___ Task inputs
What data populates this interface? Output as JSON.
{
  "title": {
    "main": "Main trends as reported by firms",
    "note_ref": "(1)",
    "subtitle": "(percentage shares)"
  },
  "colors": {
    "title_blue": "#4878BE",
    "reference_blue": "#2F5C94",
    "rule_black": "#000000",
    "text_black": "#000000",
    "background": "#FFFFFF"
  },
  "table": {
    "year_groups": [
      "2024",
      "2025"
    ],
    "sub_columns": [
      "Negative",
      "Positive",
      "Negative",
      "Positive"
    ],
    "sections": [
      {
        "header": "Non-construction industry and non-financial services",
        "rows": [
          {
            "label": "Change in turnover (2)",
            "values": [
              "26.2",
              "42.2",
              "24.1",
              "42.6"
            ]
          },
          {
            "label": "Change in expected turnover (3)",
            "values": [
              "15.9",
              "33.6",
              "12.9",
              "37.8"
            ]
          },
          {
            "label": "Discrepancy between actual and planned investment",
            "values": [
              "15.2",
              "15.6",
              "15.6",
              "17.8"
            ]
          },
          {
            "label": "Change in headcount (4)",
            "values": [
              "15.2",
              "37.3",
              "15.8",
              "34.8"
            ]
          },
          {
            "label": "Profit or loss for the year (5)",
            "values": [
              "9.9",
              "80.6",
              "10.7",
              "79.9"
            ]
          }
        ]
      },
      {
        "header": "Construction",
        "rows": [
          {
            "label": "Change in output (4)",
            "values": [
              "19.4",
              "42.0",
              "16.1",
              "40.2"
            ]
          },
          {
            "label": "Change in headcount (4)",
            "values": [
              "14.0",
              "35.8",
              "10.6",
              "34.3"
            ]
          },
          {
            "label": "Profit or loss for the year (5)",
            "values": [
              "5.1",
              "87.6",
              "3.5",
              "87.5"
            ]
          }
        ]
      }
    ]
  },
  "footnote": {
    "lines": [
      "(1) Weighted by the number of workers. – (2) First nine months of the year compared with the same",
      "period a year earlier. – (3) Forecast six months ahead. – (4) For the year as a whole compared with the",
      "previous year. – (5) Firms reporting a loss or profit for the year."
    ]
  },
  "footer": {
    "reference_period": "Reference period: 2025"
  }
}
______
Instructions to follow: Write down the number of lines where the word "period" appears, and nothing further.

Full answer: 2